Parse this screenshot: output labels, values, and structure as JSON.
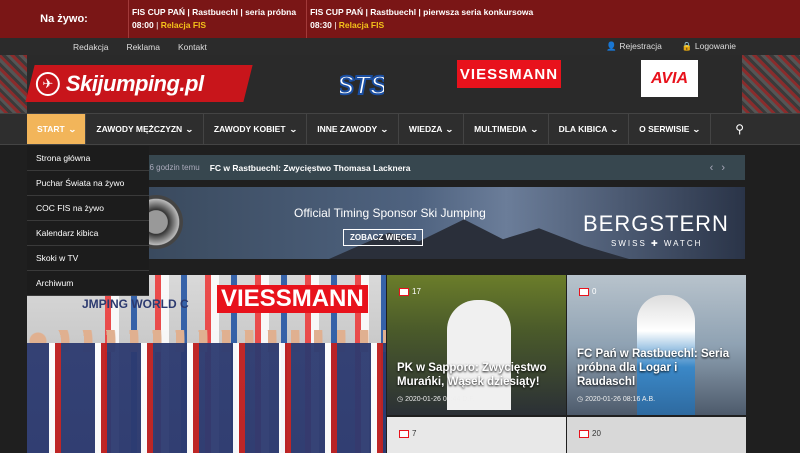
{
  "live": {
    "label": "Na żywo:",
    "items": [
      {
        "title": "FIS CUP PAŃ | Rastbuechl | seria próbna",
        "time": "08:00",
        "relation": "Relacja FIS"
      },
      {
        "title": "FIS CUP PAŃ | Rastbuechl | pierwsza seria konkursowa",
        "time": "08:30",
        "relation": "Relacja FIS"
      }
    ]
  },
  "topnav": {
    "links": [
      "Redakcja",
      "Reklama",
      "Kontakt"
    ],
    "register": "Rejestracja",
    "login": "Logowanie"
  },
  "header": {
    "logo_text": "Skijumping.pl",
    "sponsors": [
      "STS",
      "VIESSMANN",
      "AVIA"
    ]
  },
  "mainnav": {
    "items": [
      "START",
      "ZAWODY MĘŻCZYZN",
      "ZAWODY KOBIET",
      "INNE ZAWODY",
      "WIEDZA",
      "MULTIMEDIA",
      "DLA KIBICA",
      "O SERWISIE"
    ]
  },
  "dropdown": {
    "items": [
      "Strona główna",
      "Puchar Świata na żywo",
      "COC FIS na żywo",
      "Kalendarz kibica",
      "Skoki w TV",
      "Archiwum"
    ]
  },
  "ticker": {
    "ago": "16 godzin temu",
    "title": "FC w Rastbuechl: Zwycięstwo Thomasa Lacknera"
  },
  "banner": {
    "text": "Official Timing Sponsor Ski Jumping",
    "button": "ZOBACZ WIĘCEJ",
    "brand": "BERGSTERN",
    "brand_sub": "SWISS ✚ WATCH"
  },
  "cards": {
    "mid": {
      "comments": "17",
      "title": "PK w Sapporo: Zwycięstwo Murańki, Wąsek dziesiąty!",
      "meta": "2020-01-26 03:44 D.F."
    },
    "right": {
      "comments": "0",
      "title": "FC Pań w Rastbuechl: Seria próbna dla Logar i Raudaschl",
      "meta": "2020-01-26 08:16 A.B."
    },
    "mid2": {
      "comments": "7"
    },
    "right2": {
      "comments": "20"
    },
    "big": {
      "overlay_text": "VIESSMANN",
      "corner_text": "JMPING WORLD C"
    }
  },
  "colors": {
    "live_bg": "#7a1616",
    "active_nav": "#f2b55a",
    "brand_red": "#c8151b"
  }
}
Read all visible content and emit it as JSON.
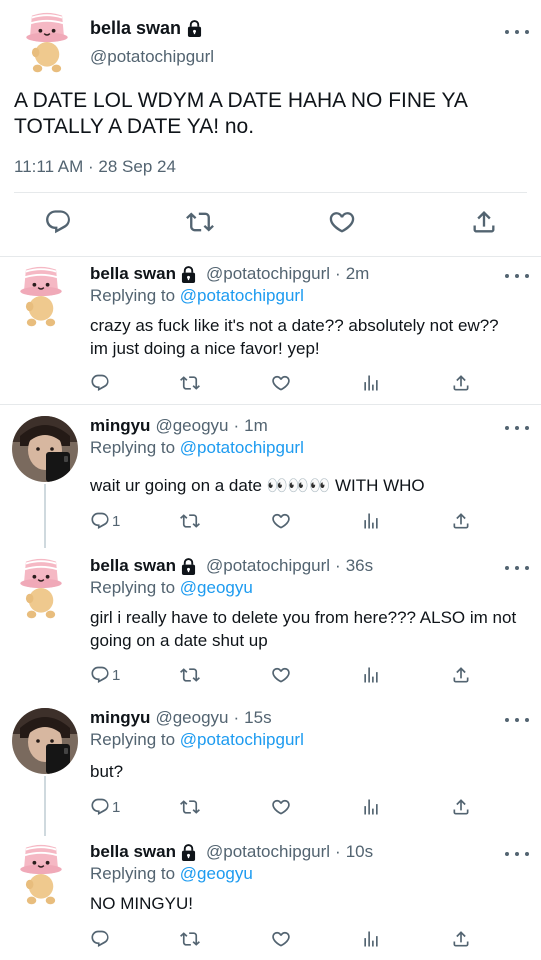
{
  "main_tweet": {
    "name": "bella swan",
    "handle": "@potatochipgurl",
    "text": "A DATE LOL WDYM A DATE HAHA NO FINE YA TOTALLY A DATE YA! no.",
    "timestamp": "11:11 AM · 28 Sep 24",
    "protected": true
  },
  "replies": [
    {
      "name": "bella swan",
      "handle": "@potatochipgurl",
      "time": "2m",
      "replying_label": "Replying to",
      "replying_to": "@potatochipgurl",
      "text": "crazy as fuck like it's not a date?? absolutely not ew?? im just doing a nice favor! yep!",
      "reply_count": "",
      "protected": true,
      "avatar": "potato-avatar"
    },
    {
      "name": "mingyu",
      "handle": "@geogyu",
      "time": "1m",
      "replying_label": "Replying to",
      "replying_to": "@potatochipgurl",
      "text": "wait ur going on a date 👀👀👀 WITH WHO",
      "reply_count": "1",
      "protected": false,
      "avatar": "photo-avatar"
    },
    {
      "name": "bella swan",
      "handle": "@potatochipgurl",
      "time": "36s",
      "replying_label": "Replying to",
      "replying_to": "@geogyu",
      "text": "girl i really have to delete you from here??? ALSO im not going on a date shut up",
      "reply_count": "1",
      "protected": true,
      "avatar": "potato-avatar"
    },
    {
      "name": "mingyu",
      "handle": "@geogyu",
      "time": "15s",
      "replying_label": "Replying to",
      "replying_to": "@potatochipgurl",
      "text": "but?",
      "reply_count": "1",
      "protected": false,
      "avatar": "photo-avatar"
    },
    {
      "name": "bella swan",
      "handle": "@potatochipgurl",
      "time": "10s",
      "replying_label": "Replying to",
      "replying_to": "@geogyu",
      "text": "NO MINGYU!",
      "reply_count": "",
      "protected": true,
      "avatar": "potato-avatar"
    }
  ],
  "icons": {
    "reply": "reply-icon",
    "retweet": "retweet-icon",
    "like": "heart-icon",
    "analytics": "analytics-icon",
    "share": "share-icon",
    "more": "more-icon",
    "lock": "lock-icon"
  },
  "colors": {
    "text": "#0f1419",
    "secondary": "#536471",
    "link": "#1d9bf0",
    "divider": "#e6e9eb",
    "thread_line": "#cfd9de"
  }
}
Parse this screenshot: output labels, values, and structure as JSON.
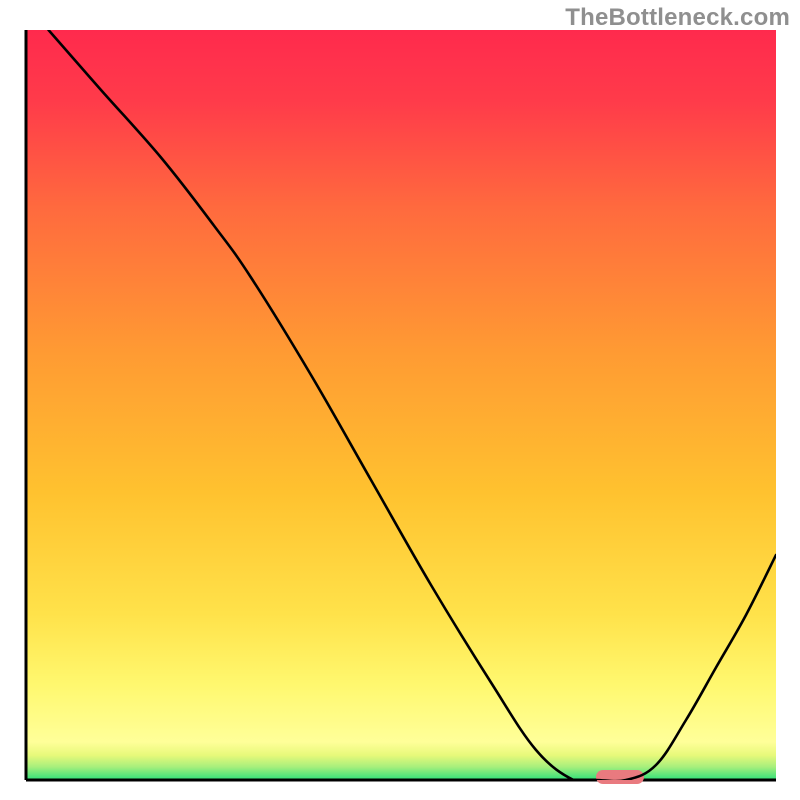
{
  "watermark": "TheBottleneck.com",
  "chart_data": {
    "type": "line",
    "title": "",
    "xlabel": "",
    "ylabel": "",
    "xlim": [
      0,
      100
    ],
    "ylim": [
      0,
      100
    ],
    "grid": false,
    "legend": false,
    "annotations": [],
    "background_gradient": {
      "top_color": "#ff2a4d",
      "mid_color": "#ffd633",
      "lower_band_color": "#ffff99",
      "bottom_color": "#2fe07a"
    },
    "series": [
      {
        "name": "bottleneck-curve",
        "color": "#000000",
        "note": "x is horizontal position (0=left frame edge, 100=right frame edge); y is 0 at bottom frame edge, 100 at top. Values estimated from pixels.",
        "x": [
          3,
          10,
          18,
          25,
          30,
          38,
          46,
          54,
          62,
          68,
          73,
          76,
          80,
          84,
          88,
          92,
          96,
          100
        ],
        "y": [
          100,
          92,
          83,
          74,
          67,
          54,
          40,
          26,
          13,
          4,
          0,
          0,
          0,
          2,
          8,
          15,
          22,
          30
        ]
      }
    ],
    "marker": {
      "name": "optimal-range-bar",
      "color": "#e97a7f",
      "x_start": 76,
      "x_end": 82,
      "y": 0,
      "note": "short rounded bar sitting on the x-axis at the curve minimum"
    },
    "frame": {
      "left": true,
      "bottom": true,
      "right": false,
      "top": false,
      "color": "#000000",
      "width": 3
    }
  }
}
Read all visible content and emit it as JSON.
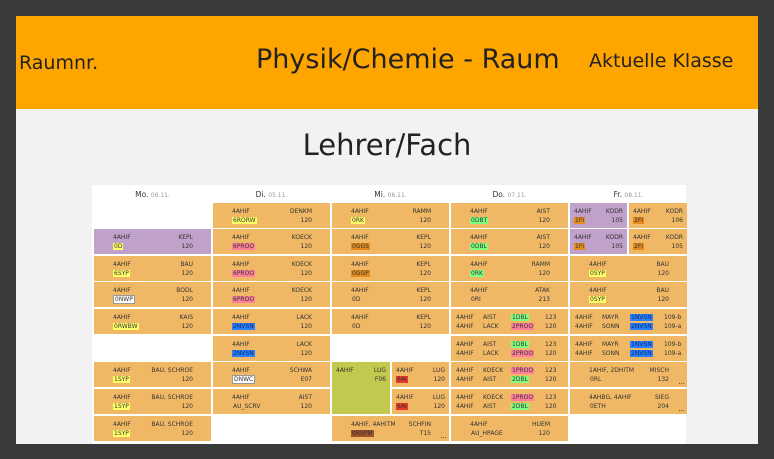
{
  "header": {
    "room_label": "Raumnr.",
    "title": "Physik/Chemie - Raum",
    "class_label": "Aktuelle Klasse"
  },
  "subtitle": "Lehrer/Fach",
  "days": [
    {
      "name": "Mo.",
      "date": "06.11."
    },
    {
      "name": "Di.",
      "date": "05.11."
    },
    {
      "name": "Mi.",
      "date": "06.11."
    },
    {
      "name": "Do.",
      "date": "07.11."
    },
    {
      "name": "Fr.",
      "date": "08.11."
    }
  ],
  "more_marker": "...",
  "colors": {
    "header": "#ffa500",
    "lesson": "#f0b864",
    "lesson_purple": "#bfa1c9",
    "lesson_green": "#c3c94e",
    "tag_yellow": "#ffff66",
    "tag_pink": "#ff7f9a",
    "tag_blue": "#2a7fff",
    "tag_green": "#7fff7f",
    "tag_orange": "#e58b1e",
    "tag_red": "#e83a2a",
    "tag_brown": "#a0522d"
  },
  "cells": {
    "mo2": {
      "class": "4AHIF",
      "teacher": "KEPL",
      "subject": "0D",
      "room": "120"
    },
    "mo3": {
      "class": "4AHIF",
      "teacher": "BAU",
      "subject": "6SYP",
      "room": "120"
    },
    "mo4": {
      "class": "4AHIF",
      "teacher": "BODL",
      "subject": "0NWP",
      "room": "120"
    },
    "mo5": {
      "class": "4AHIF",
      "teacher": "KAIS",
      "subject": "0RWBW",
      "room": "120"
    },
    "mo7": {
      "class": "4AHIF",
      "teacher": "BAU, SCHROE",
      "subject": "1SYP",
      "room": "120"
    },
    "mo8": {
      "class": "4AHIF",
      "teacher": "BAU, SCHROE",
      "subject": "1SYP",
      "room": "120"
    },
    "mo9": {
      "class": "4AHIF",
      "teacher": "BAU, SCHROE",
      "subject": "1SYP",
      "room": "120"
    },
    "di1": {
      "class": "4AHIF",
      "teacher": "DENKM",
      "subject": "6RORW",
      "room": "120"
    },
    "di2": {
      "class": "4AHIF",
      "teacher": "KOECK",
      "subject": "6PROO",
      "room": "120"
    },
    "di3": {
      "class": "4AHIF",
      "teacher": "KOECK",
      "subject": "6PROO",
      "room": "120"
    },
    "di4": {
      "class": "4AHIF",
      "teacher": "KOECK",
      "subject": "6PROO",
      "room": "120"
    },
    "di5": {
      "class": "4AHIF",
      "teacher": "LACK",
      "subject": "2NVSN",
      "room": "120"
    },
    "di6": {
      "class": "4AHIF",
      "teacher": "LACK",
      "subject": "2NVSN",
      "room": "120"
    },
    "di7": {
      "class": "4AHIF",
      "teacher": "SCHWA",
      "subject": "DNWC",
      "room": "E07"
    },
    "di8": {
      "class": "4AHIF",
      "teacher": "AIST",
      "subject": "AU_SCRV",
      "room": "120"
    },
    "mi1": {
      "class": "4AHIF",
      "teacher": "RAMM",
      "subject": "0RK",
      "room": "120"
    },
    "mi2": {
      "class": "4AHIF",
      "teacher": "KEPL",
      "subject": "0GGS",
      "room": "120"
    },
    "mi3": {
      "class": "4AHIF",
      "teacher": "KEPL",
      "subject": "0GGP",
      "room": "120"
    },
    "mi4": {
      "class": "4AHIF",
      "teacher": "KEPL",
      "subject": "0D",
      "room": "120"
    },
    "mi5": {
      "class": "4AHIF",
      "teacher": "KEPL",
      "subject": "0D",
      "room": "120"
    },
    "mi7a": {
      "class": "4AHIF",
      "teacher": "LUG",
      "room": "F06"
    },
    "mi7b": {
      "class": "4AHIF",
      "teacher": "LUG",
      "subject": "6AI",
      "room": "120"
    },
    "mi8b": {
      "class": "4AHIF",
      "teacher": "LUG",
      "subject": "6AI",
      "room": "120"
    },
    "mi9": {
      "class": "4AHIF, 4AHITM",
      "teacher": "SCHFIN",
      "subject": "0RSPM",
      "room": "T15"
    },
    "do1": {
      "class": "4AHIF",
      "teacher": "AIST",
      "subject": "0DBT",
      "room": "120"
    },
    "do2": {
      "class": "4AHIF",
      "teacher": "AIST",
      "subject": "0DBL",
      "room": "120"
    },
    "do3": {
      "class": "4AHIF",
      "teacher": "RAMM",
      "subject": "0RK",
      "room": "120"
    },
    "do4": {
      "class": "4AHIF",
      "teacher": "ATAK",
      "subject": "0RI",
      "room": "213"
    },
    "do5": {
      "rows": [
        {
          "class": "4AHIF",
          "teacher": "AIST",
          "subject": "1DBL",
          "room": "123"
        },
        {
          "class": "4AHIF",
          "teacher": "LACK",
          "subject": "2PROO",
          "room": "120"
        }
      ]
    },
    "do6": {
      "rows": [
        {
          "class": "4AHIF",
          "teacher": "AIST",
          "subject": "1DBL",
          "room": "123"
        },
        {
          "class": "4AHIF",
          "teacher": "LACK",
          "subject": "2PROO",
          "room": "120"
        }
      ]
    },
    "do7": {
      "rows": [
        {
          "class": "4AHIF",
          "teacher": "KOECK",
          "subject": "1PROO",
          "room": "123"
        },
        {
          "class": "4AHIF",
          "teacher": "AIST",
          "subject": "2DBL",
          "room": "120"
        }
      ]
    },
    "do8": {
      "rows": [
        {
          "class": "4AHIF",
          "teacher": "KOECK",
          "subject": "1PROO",
          "room": "123"
        },
        {
          "class": "4AHIF",
          "teacher": "AIST",
          "subject": "2DBL",
          "room": "120"
        }
      ]
    },
    "do9": {
      "class": "4AHIF",
      "teacher": "HUEM",
      "subject": "AU_HPAGE",
      "room": "120"
    },
    "fr1a": {
      "class": "4AHIF",
      "teacher": "KODR",
      "subject": "1FI",
      "room": "105"
    },
    "fr1b": {
      "class": "4AHIF",
      "teacher": "KODR",
      "subject": "2FI",
      "room": "106"
    },
    "fr2a": {
      "class": "4AHIF",
      "teacher": "KODR",
      "subject": "1FI",
      "room": "105"
    },
    "fr2b": {
      "class": "4AHIF",
      "teacher": "KODR",
      "subject": "2FI",
      "room": "105"
    },
    "fr3": {
      "class": "4AHIF",
      "teacher": "BAU",
      "subject": "0SYP",
      "room": "120"
    },
    "fr4": {
      "class": "4AHIF",
      "teacher": "BAU",
      "subject": "0SYP",
      "room": "120"
    },
    "fr5": {
      "rows": [
        {
          "class": "4AHIF",
          "teacher": "MAYR",
          "subject": "1NVSN",
          "room": "109-b"
        },
        {
          "class": "4AHIF",
          "teacher": "SONN",
          "subject": "2NVSN",
          "room": "109-a"
        }
      ]
    },
    "fr6": {
      "rows": [
        {
          "class": "4AHIF",
          "teacher": "MAYR",
          "subject": "1NVSN",
          "room": "109-b"
        },
        {
          "class": "4AHIF",
          "teacher": "SONN",
          "subject": "2NVSN",
          "room": "109-a"
        }
      ]
    },
    "fr7": {
      "class": "1AHIF, 2DHITM",
      "teacher": "MISCH",
      "subject": "0RL",
      "room": "132"
    },
    "fr8": {
      "class": "4AHBG, 4AHIF",
      "teacher": "SIEG",
      "subject": "0ETH",
      "room": "204"
    }
  }
}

TASK OBJECTIVE: Reply with nothing but the number of lines in the data above that contain "left".

EXERCISE ANSWER: 2